::: Exercise data :::

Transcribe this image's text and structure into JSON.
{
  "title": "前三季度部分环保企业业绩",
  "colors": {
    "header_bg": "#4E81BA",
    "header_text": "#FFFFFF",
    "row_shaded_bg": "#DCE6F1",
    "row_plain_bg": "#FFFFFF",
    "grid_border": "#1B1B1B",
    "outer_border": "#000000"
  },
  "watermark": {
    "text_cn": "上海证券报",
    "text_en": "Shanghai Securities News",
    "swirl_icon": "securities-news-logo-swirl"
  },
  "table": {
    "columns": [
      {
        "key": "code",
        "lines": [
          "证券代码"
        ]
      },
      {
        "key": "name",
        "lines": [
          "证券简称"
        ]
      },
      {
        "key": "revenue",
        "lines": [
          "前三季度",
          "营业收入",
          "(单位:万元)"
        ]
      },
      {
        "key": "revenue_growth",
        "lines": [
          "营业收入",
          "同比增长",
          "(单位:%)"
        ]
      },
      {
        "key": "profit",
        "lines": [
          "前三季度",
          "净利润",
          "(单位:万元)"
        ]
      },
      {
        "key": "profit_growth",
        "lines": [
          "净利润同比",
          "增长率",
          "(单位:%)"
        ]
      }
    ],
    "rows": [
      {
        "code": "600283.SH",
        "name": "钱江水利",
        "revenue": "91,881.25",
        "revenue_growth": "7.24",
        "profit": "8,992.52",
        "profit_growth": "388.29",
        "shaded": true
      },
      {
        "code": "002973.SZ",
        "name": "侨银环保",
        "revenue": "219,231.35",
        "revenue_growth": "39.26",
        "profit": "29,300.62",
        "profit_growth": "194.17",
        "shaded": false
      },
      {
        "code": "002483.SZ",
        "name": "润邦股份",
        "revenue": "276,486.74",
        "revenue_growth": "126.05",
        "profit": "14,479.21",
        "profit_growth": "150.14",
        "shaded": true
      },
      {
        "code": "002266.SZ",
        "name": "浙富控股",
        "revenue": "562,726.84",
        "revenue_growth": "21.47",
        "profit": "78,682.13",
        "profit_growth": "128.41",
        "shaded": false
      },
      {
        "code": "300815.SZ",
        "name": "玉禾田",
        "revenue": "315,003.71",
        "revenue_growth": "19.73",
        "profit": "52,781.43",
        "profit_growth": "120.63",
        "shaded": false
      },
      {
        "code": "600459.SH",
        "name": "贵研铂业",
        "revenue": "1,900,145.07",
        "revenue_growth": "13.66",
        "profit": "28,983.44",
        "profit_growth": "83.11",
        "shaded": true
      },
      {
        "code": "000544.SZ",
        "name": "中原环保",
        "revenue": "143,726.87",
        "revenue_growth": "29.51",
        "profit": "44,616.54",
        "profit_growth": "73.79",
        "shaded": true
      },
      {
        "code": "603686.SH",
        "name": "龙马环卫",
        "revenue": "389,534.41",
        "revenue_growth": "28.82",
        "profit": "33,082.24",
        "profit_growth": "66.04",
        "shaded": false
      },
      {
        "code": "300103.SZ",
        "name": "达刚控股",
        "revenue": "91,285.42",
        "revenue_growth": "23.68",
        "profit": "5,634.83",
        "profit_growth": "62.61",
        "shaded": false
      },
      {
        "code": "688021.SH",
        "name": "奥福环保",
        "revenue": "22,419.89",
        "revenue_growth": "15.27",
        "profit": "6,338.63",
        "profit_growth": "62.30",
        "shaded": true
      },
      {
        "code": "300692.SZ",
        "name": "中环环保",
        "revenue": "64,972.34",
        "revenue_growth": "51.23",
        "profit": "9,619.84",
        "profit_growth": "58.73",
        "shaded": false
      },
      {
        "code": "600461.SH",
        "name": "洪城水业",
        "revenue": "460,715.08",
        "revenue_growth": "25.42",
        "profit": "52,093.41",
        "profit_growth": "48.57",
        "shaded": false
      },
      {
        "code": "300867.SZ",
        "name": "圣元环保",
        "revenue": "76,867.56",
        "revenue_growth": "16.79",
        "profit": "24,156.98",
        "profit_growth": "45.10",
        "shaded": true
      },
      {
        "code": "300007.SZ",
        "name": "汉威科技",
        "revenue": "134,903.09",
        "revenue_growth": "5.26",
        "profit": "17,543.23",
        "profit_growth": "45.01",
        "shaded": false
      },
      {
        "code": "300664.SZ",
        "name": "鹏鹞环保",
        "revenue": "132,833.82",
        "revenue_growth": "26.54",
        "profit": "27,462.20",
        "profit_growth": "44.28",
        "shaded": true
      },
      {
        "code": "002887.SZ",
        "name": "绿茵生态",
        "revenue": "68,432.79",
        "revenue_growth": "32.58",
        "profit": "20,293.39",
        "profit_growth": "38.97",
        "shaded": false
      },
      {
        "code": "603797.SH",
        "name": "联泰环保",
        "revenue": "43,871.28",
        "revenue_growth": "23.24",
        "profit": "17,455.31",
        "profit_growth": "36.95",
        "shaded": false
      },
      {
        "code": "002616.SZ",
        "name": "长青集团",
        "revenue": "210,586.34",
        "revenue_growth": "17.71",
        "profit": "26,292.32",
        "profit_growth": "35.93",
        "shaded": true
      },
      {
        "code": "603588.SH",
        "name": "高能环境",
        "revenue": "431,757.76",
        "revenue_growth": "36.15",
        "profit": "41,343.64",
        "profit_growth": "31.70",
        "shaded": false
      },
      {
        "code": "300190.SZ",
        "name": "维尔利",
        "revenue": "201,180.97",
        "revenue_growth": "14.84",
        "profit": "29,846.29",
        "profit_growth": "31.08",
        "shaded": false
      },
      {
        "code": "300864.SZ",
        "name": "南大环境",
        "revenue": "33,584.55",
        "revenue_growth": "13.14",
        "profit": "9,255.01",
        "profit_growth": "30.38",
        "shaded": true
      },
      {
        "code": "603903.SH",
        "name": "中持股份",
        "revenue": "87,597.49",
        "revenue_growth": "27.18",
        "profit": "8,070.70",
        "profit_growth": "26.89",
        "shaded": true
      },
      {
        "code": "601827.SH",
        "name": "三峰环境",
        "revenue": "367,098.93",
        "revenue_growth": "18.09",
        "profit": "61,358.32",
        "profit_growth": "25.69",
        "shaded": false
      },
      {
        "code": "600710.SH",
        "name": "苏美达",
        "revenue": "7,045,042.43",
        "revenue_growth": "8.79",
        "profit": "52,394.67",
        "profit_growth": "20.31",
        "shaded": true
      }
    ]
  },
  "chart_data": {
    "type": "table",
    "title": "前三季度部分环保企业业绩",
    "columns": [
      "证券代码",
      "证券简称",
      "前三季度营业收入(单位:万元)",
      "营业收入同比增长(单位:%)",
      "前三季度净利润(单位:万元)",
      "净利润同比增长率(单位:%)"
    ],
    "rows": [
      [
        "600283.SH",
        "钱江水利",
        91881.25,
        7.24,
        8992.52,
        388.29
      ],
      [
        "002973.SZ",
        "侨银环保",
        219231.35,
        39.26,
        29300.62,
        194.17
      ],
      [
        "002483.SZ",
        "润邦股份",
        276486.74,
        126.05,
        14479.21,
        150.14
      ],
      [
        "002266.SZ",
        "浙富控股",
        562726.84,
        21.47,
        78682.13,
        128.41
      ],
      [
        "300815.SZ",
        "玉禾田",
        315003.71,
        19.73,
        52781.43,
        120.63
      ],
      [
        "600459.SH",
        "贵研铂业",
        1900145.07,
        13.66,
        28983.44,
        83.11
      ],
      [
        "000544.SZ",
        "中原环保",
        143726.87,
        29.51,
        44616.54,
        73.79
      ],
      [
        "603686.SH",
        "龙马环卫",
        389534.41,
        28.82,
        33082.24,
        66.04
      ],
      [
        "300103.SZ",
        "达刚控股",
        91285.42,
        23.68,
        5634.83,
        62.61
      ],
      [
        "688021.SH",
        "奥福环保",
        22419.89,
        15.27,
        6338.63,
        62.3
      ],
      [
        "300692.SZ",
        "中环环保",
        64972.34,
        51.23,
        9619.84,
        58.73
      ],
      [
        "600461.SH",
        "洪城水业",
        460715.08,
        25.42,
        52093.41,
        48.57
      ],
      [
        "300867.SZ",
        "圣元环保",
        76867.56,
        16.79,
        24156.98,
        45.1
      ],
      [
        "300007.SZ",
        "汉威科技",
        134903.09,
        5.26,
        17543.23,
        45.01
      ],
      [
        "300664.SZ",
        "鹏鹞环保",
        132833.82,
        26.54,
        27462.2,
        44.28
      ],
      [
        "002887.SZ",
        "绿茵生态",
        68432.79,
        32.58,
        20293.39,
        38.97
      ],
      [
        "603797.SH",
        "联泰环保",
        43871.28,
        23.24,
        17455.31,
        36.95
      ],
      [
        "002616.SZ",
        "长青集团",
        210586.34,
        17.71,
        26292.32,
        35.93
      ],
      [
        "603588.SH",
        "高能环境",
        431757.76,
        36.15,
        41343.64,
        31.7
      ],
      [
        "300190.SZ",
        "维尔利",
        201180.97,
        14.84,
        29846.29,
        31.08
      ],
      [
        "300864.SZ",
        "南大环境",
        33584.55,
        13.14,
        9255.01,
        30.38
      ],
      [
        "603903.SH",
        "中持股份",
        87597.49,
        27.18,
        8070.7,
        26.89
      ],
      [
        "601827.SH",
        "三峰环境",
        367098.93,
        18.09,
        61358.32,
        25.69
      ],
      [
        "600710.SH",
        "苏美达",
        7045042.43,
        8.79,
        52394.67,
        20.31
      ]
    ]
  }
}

:::

§ What the exercise asks: Check each line of the records above for "前三季度部分环保企业业绩", and copy those that have it.

§ Solved exercise:
  "title": "前三季度部分环保企业业绩",
    "title": "前三季度部分环保企业业绩",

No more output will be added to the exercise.